Task prompt: Go through the material below and copy all lines with "الإسلامي".
#### Material for this exercise
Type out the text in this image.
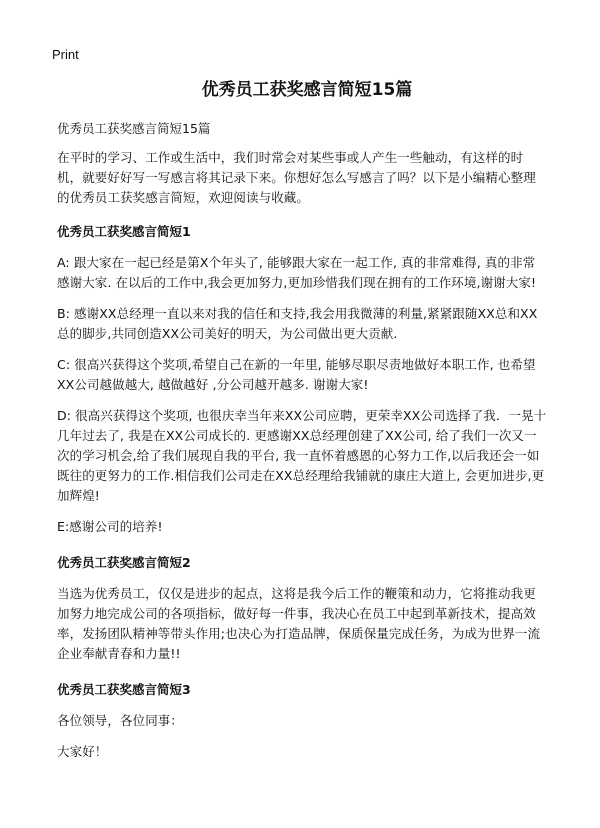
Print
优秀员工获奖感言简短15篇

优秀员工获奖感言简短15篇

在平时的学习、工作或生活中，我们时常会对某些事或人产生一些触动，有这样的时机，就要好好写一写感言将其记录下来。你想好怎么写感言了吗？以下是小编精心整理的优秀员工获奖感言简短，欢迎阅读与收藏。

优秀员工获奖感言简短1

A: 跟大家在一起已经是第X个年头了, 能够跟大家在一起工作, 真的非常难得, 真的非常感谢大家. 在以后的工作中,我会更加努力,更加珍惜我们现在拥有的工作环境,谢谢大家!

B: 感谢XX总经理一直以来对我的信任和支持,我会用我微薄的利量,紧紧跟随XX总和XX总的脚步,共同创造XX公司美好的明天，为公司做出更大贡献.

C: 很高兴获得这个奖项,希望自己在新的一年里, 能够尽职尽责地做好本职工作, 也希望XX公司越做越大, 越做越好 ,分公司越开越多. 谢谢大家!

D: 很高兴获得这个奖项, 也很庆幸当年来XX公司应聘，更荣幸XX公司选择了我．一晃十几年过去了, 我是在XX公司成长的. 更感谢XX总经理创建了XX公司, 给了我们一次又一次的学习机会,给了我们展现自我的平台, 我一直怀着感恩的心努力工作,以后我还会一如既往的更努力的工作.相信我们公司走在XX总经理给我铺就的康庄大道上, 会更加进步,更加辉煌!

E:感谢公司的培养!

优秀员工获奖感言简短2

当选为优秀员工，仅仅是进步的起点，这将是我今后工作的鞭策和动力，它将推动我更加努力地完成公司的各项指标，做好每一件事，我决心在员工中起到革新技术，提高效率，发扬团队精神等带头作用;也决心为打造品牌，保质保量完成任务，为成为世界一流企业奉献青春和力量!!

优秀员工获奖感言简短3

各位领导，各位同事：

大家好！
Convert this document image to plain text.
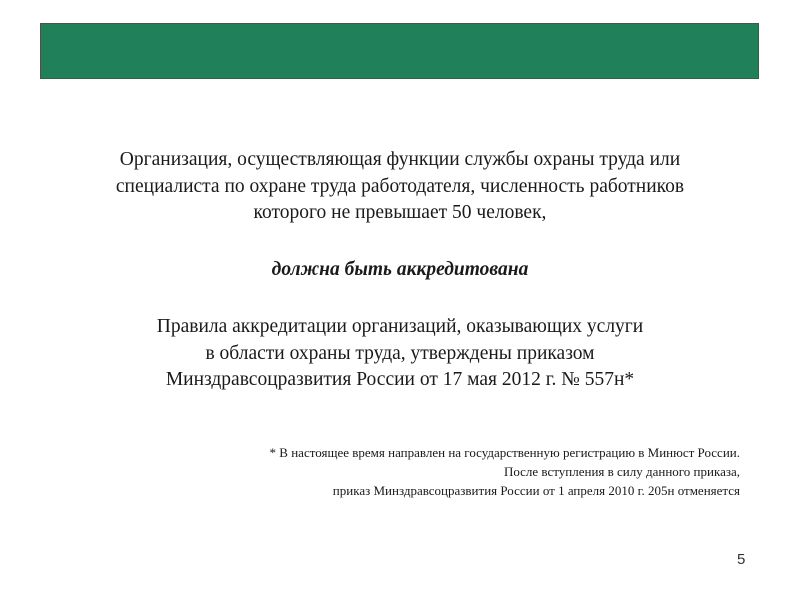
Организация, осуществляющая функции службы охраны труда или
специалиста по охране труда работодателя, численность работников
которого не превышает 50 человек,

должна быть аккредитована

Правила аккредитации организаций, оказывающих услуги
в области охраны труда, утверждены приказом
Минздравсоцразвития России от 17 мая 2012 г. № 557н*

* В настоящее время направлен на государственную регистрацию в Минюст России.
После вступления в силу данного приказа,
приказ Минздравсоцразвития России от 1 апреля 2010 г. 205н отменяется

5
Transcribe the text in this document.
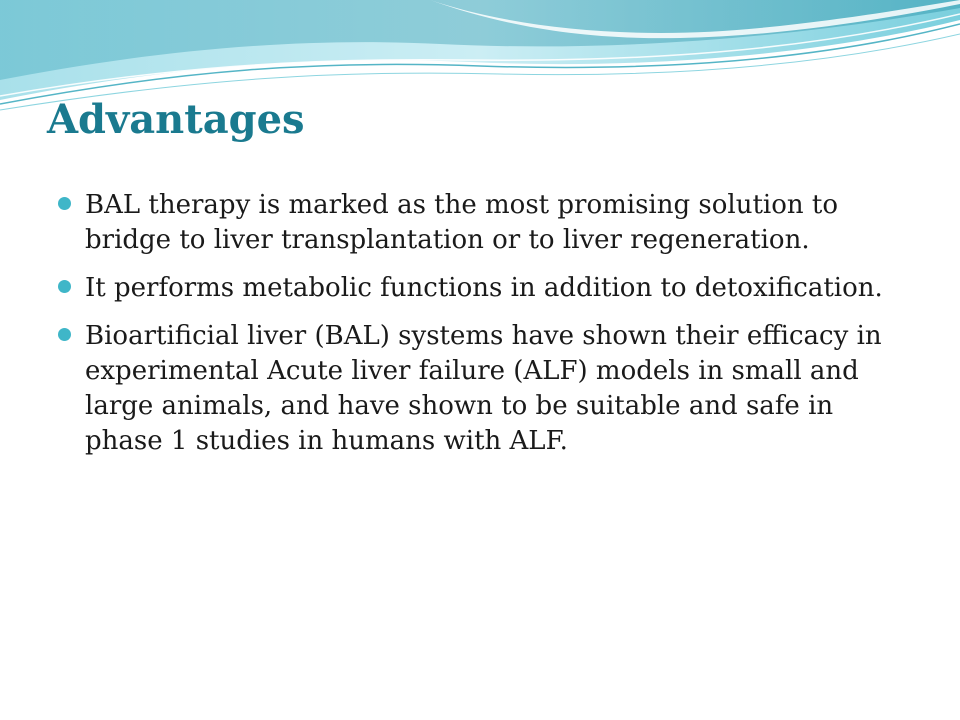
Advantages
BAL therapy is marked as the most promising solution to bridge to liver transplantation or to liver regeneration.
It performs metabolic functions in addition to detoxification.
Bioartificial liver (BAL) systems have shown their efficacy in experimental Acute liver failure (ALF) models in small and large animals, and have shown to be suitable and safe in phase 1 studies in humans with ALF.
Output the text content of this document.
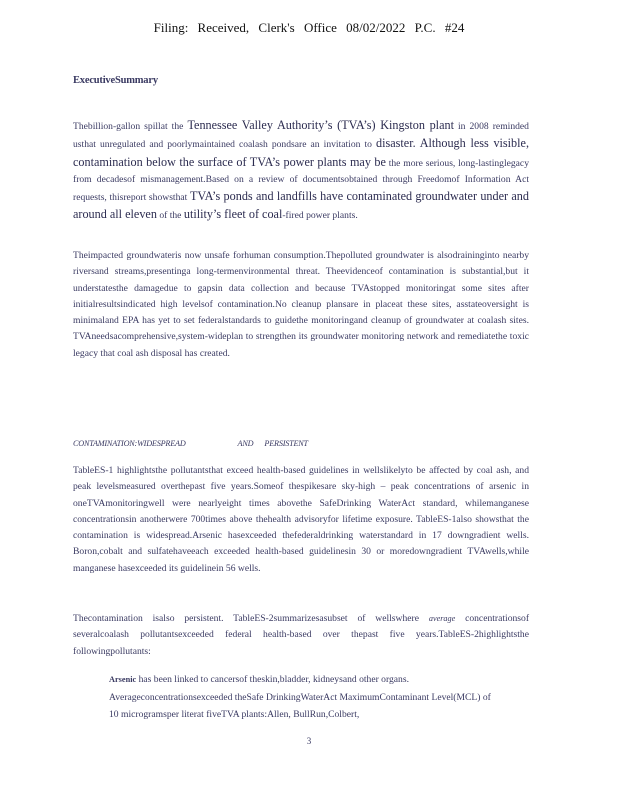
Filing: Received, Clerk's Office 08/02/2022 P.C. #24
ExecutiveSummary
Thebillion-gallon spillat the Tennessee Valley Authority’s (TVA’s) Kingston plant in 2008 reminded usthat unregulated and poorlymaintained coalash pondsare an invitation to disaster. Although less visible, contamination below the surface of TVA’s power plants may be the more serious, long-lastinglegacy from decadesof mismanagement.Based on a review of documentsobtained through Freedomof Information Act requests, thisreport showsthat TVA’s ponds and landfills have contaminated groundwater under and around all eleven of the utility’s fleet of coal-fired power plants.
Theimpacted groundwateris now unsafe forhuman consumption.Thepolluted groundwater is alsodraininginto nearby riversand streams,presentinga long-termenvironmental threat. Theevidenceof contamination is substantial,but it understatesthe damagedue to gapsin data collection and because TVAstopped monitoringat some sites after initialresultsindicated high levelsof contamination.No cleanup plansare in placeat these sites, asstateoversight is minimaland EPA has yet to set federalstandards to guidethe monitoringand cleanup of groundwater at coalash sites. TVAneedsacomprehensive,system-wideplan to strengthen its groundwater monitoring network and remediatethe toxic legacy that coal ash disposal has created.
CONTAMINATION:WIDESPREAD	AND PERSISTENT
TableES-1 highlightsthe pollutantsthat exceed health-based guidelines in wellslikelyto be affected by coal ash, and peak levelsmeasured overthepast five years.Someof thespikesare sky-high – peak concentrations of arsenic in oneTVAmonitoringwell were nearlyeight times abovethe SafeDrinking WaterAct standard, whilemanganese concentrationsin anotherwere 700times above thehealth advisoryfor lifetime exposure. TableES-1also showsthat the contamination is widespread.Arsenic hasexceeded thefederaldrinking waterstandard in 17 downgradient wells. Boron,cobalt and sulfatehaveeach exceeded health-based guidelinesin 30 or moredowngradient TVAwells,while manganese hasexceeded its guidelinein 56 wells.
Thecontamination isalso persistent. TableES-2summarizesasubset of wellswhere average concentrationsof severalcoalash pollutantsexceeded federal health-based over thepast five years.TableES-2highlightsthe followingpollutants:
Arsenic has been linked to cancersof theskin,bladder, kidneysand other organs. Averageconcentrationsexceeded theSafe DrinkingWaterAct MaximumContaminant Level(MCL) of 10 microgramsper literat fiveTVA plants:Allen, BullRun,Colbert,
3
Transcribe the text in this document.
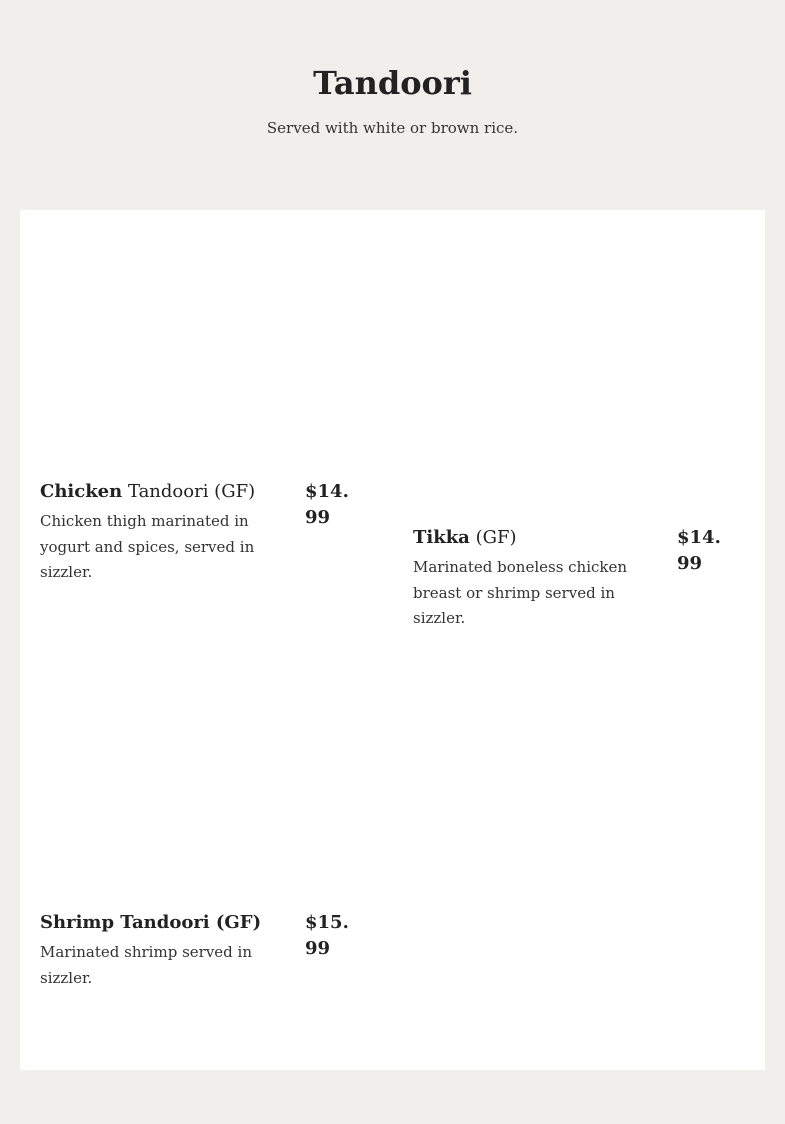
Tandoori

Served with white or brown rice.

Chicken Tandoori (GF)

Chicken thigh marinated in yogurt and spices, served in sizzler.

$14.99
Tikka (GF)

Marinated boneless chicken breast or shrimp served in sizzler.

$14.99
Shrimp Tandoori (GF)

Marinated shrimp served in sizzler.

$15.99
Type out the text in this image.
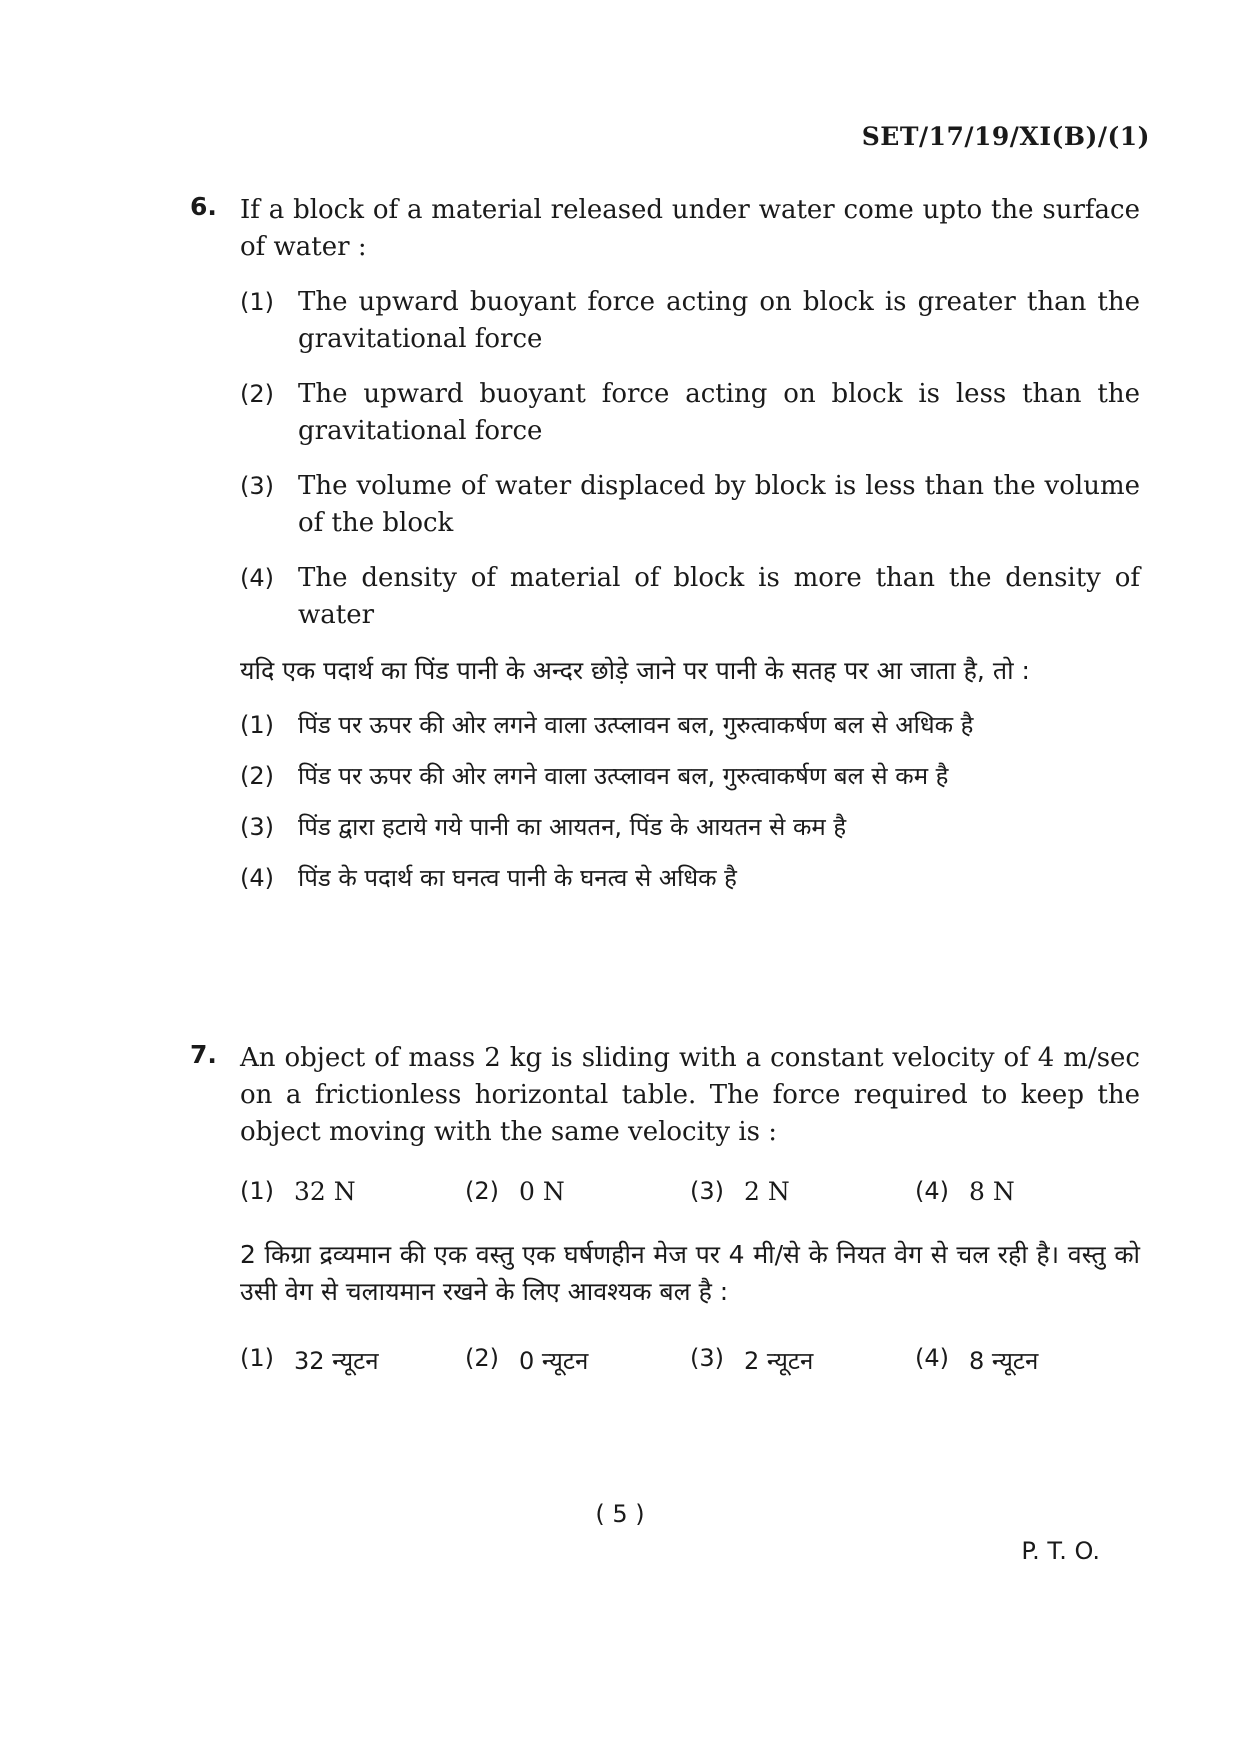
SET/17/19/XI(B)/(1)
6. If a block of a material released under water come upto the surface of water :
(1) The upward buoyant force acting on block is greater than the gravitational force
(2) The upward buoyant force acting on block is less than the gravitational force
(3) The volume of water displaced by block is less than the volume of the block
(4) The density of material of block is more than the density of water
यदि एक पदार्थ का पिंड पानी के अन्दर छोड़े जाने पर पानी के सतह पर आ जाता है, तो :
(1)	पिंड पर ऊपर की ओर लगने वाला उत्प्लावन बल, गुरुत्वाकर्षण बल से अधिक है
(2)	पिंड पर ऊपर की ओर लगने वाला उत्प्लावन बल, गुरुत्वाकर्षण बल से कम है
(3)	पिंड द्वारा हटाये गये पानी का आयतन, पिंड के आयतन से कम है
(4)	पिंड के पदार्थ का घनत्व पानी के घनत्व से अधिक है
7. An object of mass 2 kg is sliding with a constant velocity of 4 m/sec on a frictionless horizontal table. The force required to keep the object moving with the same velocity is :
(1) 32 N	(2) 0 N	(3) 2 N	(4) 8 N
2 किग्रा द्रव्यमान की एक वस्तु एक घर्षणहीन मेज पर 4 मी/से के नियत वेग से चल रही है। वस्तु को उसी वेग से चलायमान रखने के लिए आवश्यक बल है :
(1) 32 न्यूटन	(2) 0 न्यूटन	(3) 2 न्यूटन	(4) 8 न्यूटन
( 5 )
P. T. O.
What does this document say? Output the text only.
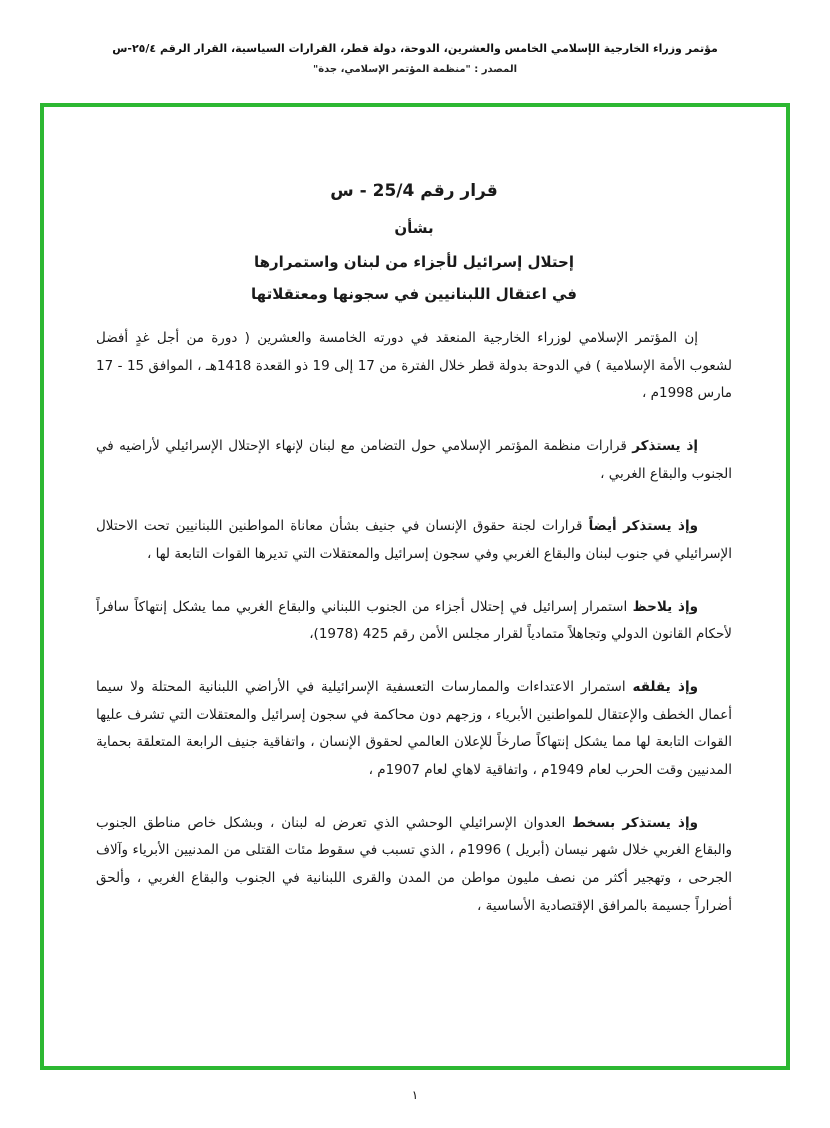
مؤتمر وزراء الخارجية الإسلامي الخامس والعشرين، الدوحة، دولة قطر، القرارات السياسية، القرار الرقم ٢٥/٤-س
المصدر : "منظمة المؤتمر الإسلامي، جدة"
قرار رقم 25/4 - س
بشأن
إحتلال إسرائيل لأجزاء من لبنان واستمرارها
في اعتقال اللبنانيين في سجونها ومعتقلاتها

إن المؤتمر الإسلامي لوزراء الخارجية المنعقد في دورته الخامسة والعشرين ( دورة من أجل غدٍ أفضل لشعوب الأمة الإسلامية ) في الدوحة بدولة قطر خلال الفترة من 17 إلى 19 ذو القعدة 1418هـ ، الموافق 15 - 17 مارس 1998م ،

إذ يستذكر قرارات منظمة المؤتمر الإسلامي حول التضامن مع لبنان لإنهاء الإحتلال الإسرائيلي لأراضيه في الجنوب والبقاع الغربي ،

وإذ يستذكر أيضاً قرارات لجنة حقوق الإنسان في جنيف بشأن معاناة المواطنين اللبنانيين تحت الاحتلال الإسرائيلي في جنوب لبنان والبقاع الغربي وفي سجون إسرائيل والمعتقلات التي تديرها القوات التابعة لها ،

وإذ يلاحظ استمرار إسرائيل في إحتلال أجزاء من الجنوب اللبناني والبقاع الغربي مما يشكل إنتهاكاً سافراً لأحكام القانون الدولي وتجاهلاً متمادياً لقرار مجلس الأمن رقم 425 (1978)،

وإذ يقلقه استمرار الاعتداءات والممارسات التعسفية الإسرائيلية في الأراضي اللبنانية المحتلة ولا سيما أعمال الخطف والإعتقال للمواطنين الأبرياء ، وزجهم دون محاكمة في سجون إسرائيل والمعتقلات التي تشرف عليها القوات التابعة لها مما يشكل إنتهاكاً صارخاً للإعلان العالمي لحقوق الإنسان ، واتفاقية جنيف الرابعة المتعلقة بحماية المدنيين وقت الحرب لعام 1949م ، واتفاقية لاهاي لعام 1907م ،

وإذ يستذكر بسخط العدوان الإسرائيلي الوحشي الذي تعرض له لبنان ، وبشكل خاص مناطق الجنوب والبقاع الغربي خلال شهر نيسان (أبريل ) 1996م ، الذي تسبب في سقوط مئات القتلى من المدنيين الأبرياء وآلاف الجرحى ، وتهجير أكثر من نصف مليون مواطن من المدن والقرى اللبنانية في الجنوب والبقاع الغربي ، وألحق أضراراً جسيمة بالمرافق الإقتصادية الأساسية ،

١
########
Task output:
مؤتمر وزراء الخارجية الإسلامي الخامس والعشرين، الدوحة، دولة قطر، القرارات السياسية، القرار الرقم ٢٥/٤-س
المصدر : "منظمة المؤتمر الإسلامي، جدة"
إن المؤتمر الإسلامي لوزراء الخارجية المنعقد في دورته الخامسة والعشرين ( دورة من أجل غدٍ أفضل لشعوب الأمة الإسلامية ) في الدوحة بدولة قطر خلال الفترة من 17 إلى 19 ذو القعدة 1418هـ ، الموافق 15 - 17 مارس 1998م ،
إذ يستذكر قرارات منظمة المؤتمر الإسلامي حول التضامن مع لبنان لإنهاء الإحتلال الإسرائيلي لأراضيه في الجنوب والبقاع الغربي ،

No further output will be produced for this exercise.